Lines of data
=-=-=
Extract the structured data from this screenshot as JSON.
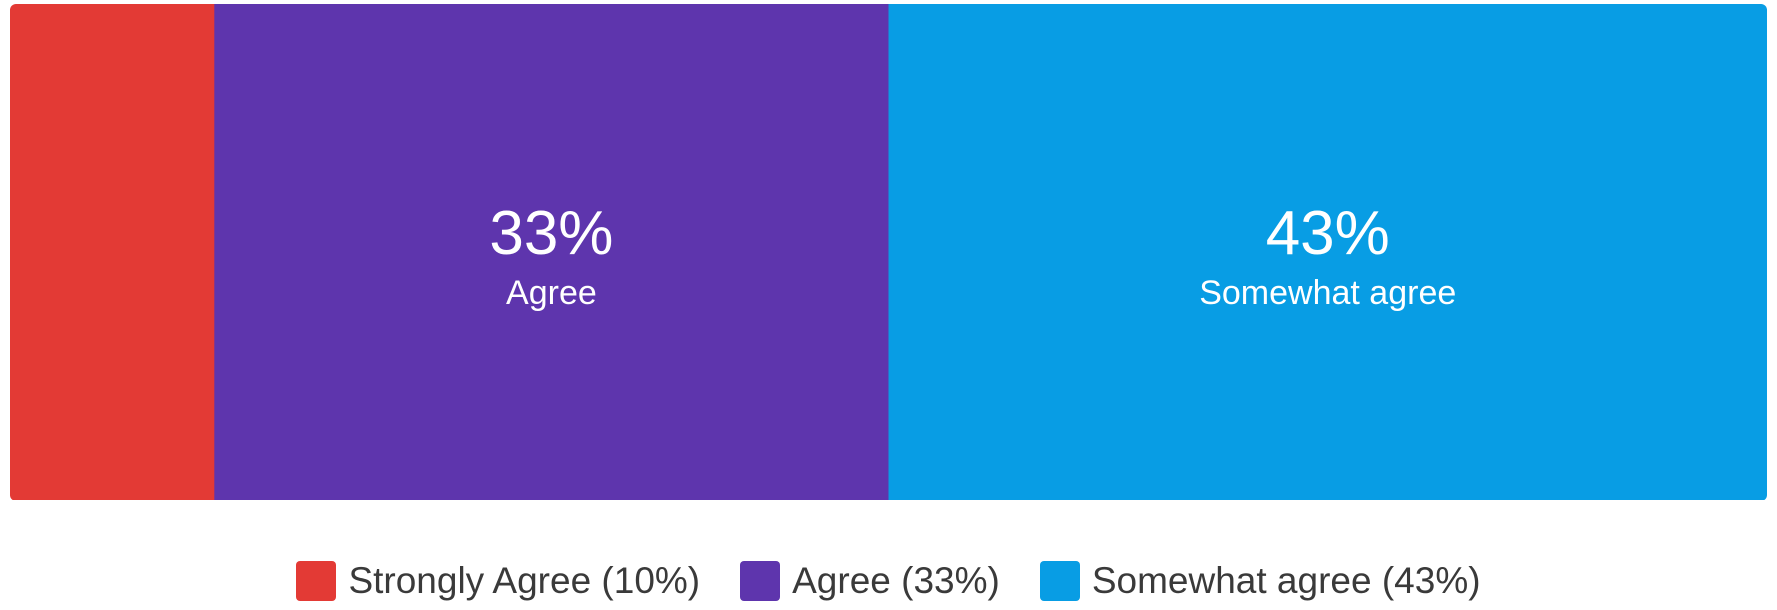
{
  "chart_data": {
    "type": "bar",
    "orientation": "horizontal-stacked",
    "categories": [
      "Strongly Agree",
      "Agree",
      "Somewhat agree"
    ],
    "values": [
      10,
      33,
      43
    ],
    "unit": "%",
    "colors": [
      "#e33a35",
      "#5e35ad",
      "#089de4"
    ],
    "segment_labels": [
      {
        "value": "",
        "name": ""
      },
      {
        "value": "33%",
        "name": "Agree"
      },
      {
        "value": "43%",
        "name": "Somewhat agree"
      }
    ],
    "legend": [
      {
        "label": "Strongly Agree (10%)",
        "color": "#e33a35"
      },
      {
        "label": "Agree (33%)",
        "color": "#5e35ad"
      },
      {
        "label": "Somewhat agree (43%)",
        "color": "#089de4"
      }
    ],
    "legend_position": "bottom-center",
    "grid": false
  }
}
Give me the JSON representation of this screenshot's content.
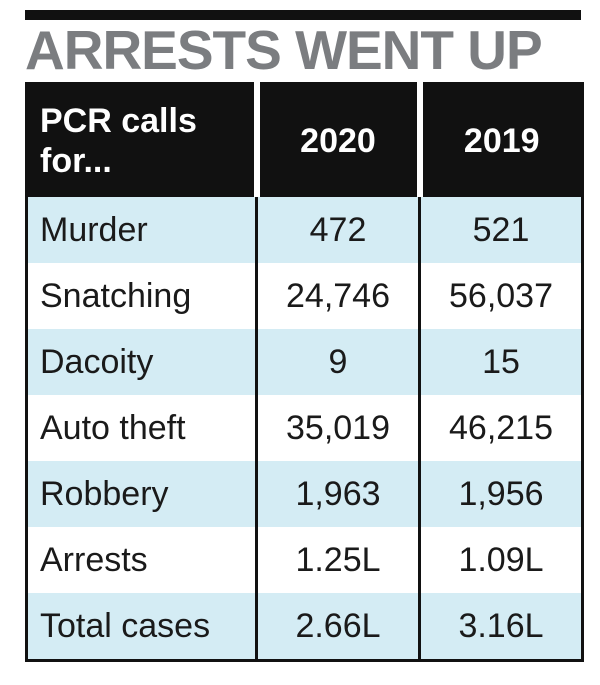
{
  "header": {
    "title": "ARRESTS WENT UP"
  },
  "table": {
    "columns": [
      "PCR calls for...",
      "2020",
      "2019"
    ],
    "rows": [
      [
        "Murder",
        "472",
        "521"
      ],
      [
        "Snatching",
        "24,746",
        "56,037"
      ],
      [
        "Dacoity",
        "9",
        "15"
      ],
      [
        "Auto theft",
        "35,019",
        "46,215"
      ],
      [
        "Robbery",
        "1,963",
        "1,956"
      ],
      [
        "Arrests",
        "1.25L",
        "1.09L"
      ],
      [
        "Total cases",
        "2.66L",
        "3.16L"
      ]
    ]
  }
}
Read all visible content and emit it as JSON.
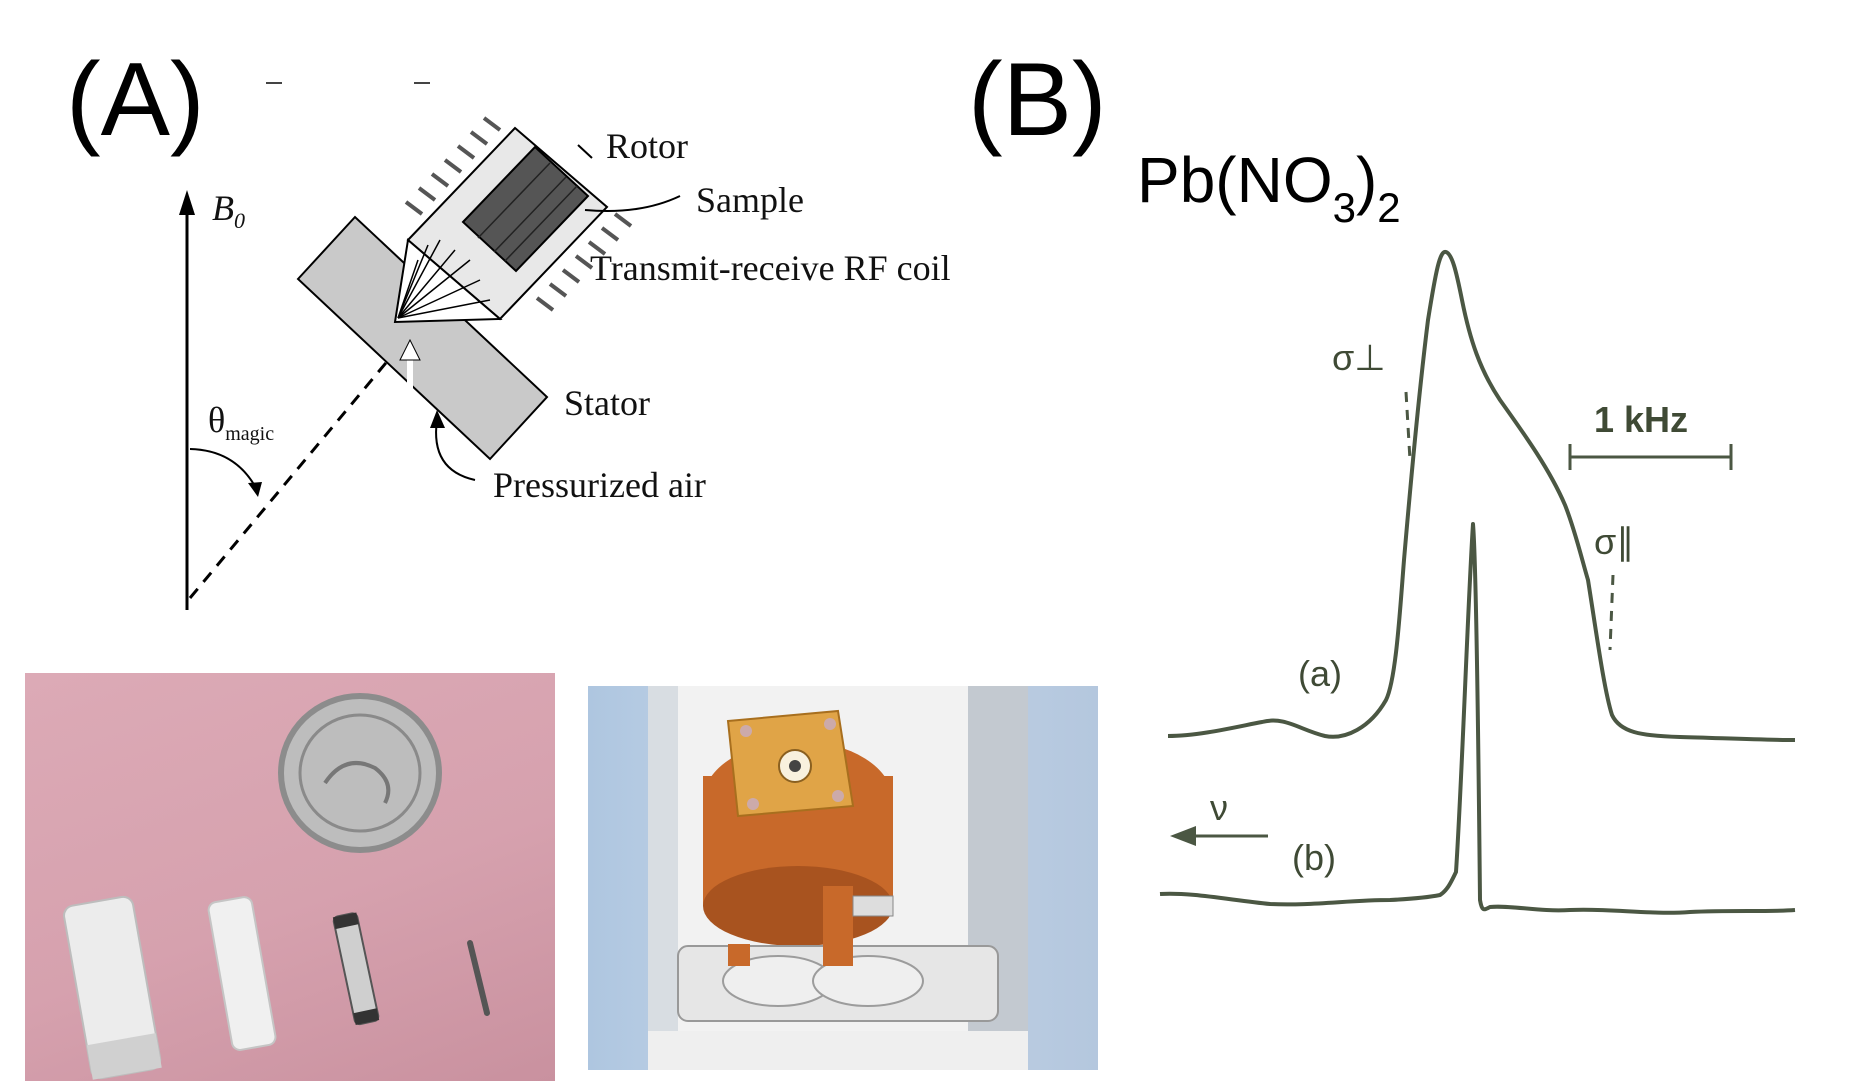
{
  "panel_a": {
    "label": "(A)",
    "field_label": "B",
    "field_sub": "0",
    "angle_label": "θ",
    "angle_sub": "magic",
    "parts": {
      "rotor": "Rotor",
      "sample": "Sample",
      "coil": "Transmit-receive RF coil",
      "stator": "Stator",
      "air": "Pressurized air"
    }
  },
  "panel_b": {
    "label": "(B)",
    "formula_main": "Pb(NO",
    "formula_sub1": "3",
    "formula_close": ")",
    "formula_sub2": "2",
    "sigma_perp": "σ⊥",
    "sigma_par": "σ∥",
    "scale_label": "1 kHz",
    "trace_a": "(a)",
    "trace_b": "(b)",
    "nu": "ν"
  },
  "colors": {
    "spectrum": "#4b5743",
    "photo_left_bg": "#d8a7b3",
    "photo_right_bg": "#b9cde3",
    "copper": "#c86a2c"
  }
}
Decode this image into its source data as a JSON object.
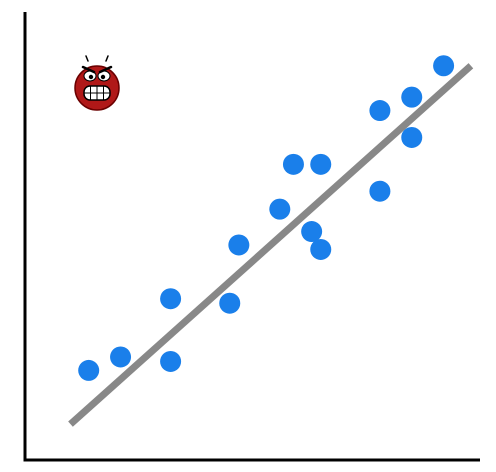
{
  "chart_data": {
    "type": "scatter",
    "title": "",
    "xlabel": "",
    "ylabel": "",
    "xlim": [
      0,
      10
    ],
    "ylim": [
      0,
      10
    ],
    "grid": false,
    "points": [
      {
        "x": 1.4,
        "y": 2.0
      },
      {
        "x": 2.1,
        "y": 2.3
      },
      {
        "x": 3.2,
        "y": 2.2
      },
      {
        "x": 3.2,
        "y": 3.6
      },
      {
        "x": 4.5,
        "y": 3.5
      },
      {
        "x": 4.7,
        "y": 4.8
      },
      {
        "x": 5.6,
        "y": 5.6
      },
      {
        "x": 5.9,
        "y": 6.6
      },
      {
        "x": 6.3,
        "y": 5.1
      },
      {
        "x": 6.5,
        "y": 4.7
      },
      {
        "x": 6.5,
        "y": 6.6
      },
      {
        "x": 7.8,
        "y": 6.0
      },
      {
        "x": 7.8,
        "y": 7.8
      },
      {
        "x": 8.5,
        "y": 7.2
      },
      {
        "x": 8.5,
        "y": 8.1
      },
      {
        "x": 9.2,
        "y": 8.8
      }
    ],
    "trendline": {
      "x1": 1.0,
      "y1": 0.8,
      "x2": 9.8,
      "y2": 8.8
    },
    "colors": {
      "points": "#1a7fea",
      "trendline": "#888888",
      "axes": "#000000"
    },
    "annotation_icon": "angry-face-icon"
  }
}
=-=-=
Instruction: Pictures in the records above are not copied; print everything else exactly.

Finished task:
Extract the structured data from this screenshot as JSON.
{
  "chart_data": {
    "type": "bar",
    "orientation": "horizontal-stacked",
    "categories": [
      "Strongly Agree",
      "Agree",
      "Somewhat agree"
    ],
    "values": [
      10,
      33,
      43
    ],
    "unit": "%",
    "colors": [
      "#e33a35",
      "#5e35ad",
      "#089de4"
    ],
    "segment_labels": [
      {
        "value": "",
        "name": ""
      },
      {
        "value": "33%",
        "name": "Agree"
      },
      {
        "value": "43%",
        "name": "Somewhat agree"
      }
    ],
    "legend": [
      {
        "label": "Strongly Agree (10%)",
        "color": "#e33a35"
      },
      {
        "label": "Agree (33%)",
        "color": "#5e35ad"
      },
      {
        "label": "Somewhat agree (43%)",
        "color": "#089de4"
      }
    ],
    "legend_position": "bottom-center",
    "grid": false
  }
}
Give me the JSON representation of this screenshot's content.
{
  "header": {
    "title": "ARRESTS WENT UP"
  },
  "table": {
    "columns": [
      "PCR calls for...",
      "2020",
      "2019"
    ],
    "rows": [
      [
        "Murder",
        "472",
        "521"
      ],
      [
        "Snatching",
        "24,746",
        "56,037"
      ],
      [
        "Dacoity",
        "9",
        "15"
      ],
      [
        "Auto theft",
        "35,019",
        "46,215"
      ],
      [
        "Robbery",
        "1,963",
        "1,956"
      ],
      [
        "Arrests",
        "1.25L",
        "1.09L"
      ],
      [
        "Total cases",
        "2.66L",
        "3.16L"
      ]
    ]
  }
}
Read all visible content and emit it as JSON.
{
  "panel_a": {
    "label": "(A)",
    "field_label": "B",
    "field_sub": "0",
    "angle_label": "θ",
    "angle_sub": "magic",
    "parts": {
      "rotor": "Rotor",
      "sample": "Sample",
      "coil": "Transmit-receive RF coil",
      "stator": "Stator",
      "air": "Pressurized air"
    }
  },
  "panel_b": {
    "label": "(B)",
    "formula_main": "Pb(NO",
    "formula_sub1": "3",
    "formula_close": ")",
    "formula_sub2": "2",
    "sigma_perp": "σ⊥",
    "sigma_par": "σ∥",
    "scale_label": "1 kHz",
    "trace_a": "(a)",
    "trace_b": "(b)",
    "nu": "ν"
  },
  "colors": {
    "spectrum": "#4b5743",
    "photo_left_bg": "#d8a7b3",
    "photo_right_bg": "#b9cde3",
    "copper": "#c86a2c"
  }
}
Decode this image into its source data as a JSON object.
{
  "chart_data": {
    "type": "scatter",
    "title": "",
    "xlabel": "",
    "ylabel": "",
    "xlim": [
      0,
      10
    ],
    "ylim": [
      0,
      10
    ],
    "grid": false,
    "points": [
      {
        "x": 1.4,
        "y": 2.0
      },
      {
        "x": 2.1,
        "y": 2.3
      },
      {
        "x": 3.2,
        "y": 2.2
      },
      {
        "x": 3.2,
        "y": 3.6
      },
      {
        "x": 4.5,
        "y": 3.5
      },
      {
        "x": 4.7,
        "y": 4.8
      },
      {
        "x": 5.6,
        "y": 5.6
      },
      {
        "x": 5.9,
        "y": 6.6
      },
      {
        "x": 6.3,
        "y": 5.1
      },
      {
        "x": 6.5,
        "y": 4.7
      },
      {
        "x": 6.5,
        "y": 6.6
      },
      {
        "x": 7.8,
        "y": 6.0
      },
      {
        "x": 7.8,
        "y": 7.8
      },
      {
        "x": 8.5,
        "y": 7.2
      },
      {
        "x": 8.5,
        "y": 8.1
      },
      {
        "x": 9.2,
        "y": 8.8
      }
    ],
    "trendline": {
      "x1": 1.0,
      "y1": 0.8,
      "x2": 9.8,
      "y2": 8.8
    },
    "colors": {
      "points": "#1a7fea",
      "trendline": "#888888",
      "axes": "#000000"
    },
    "annotation_icon": "angry-face-icon"
  }
}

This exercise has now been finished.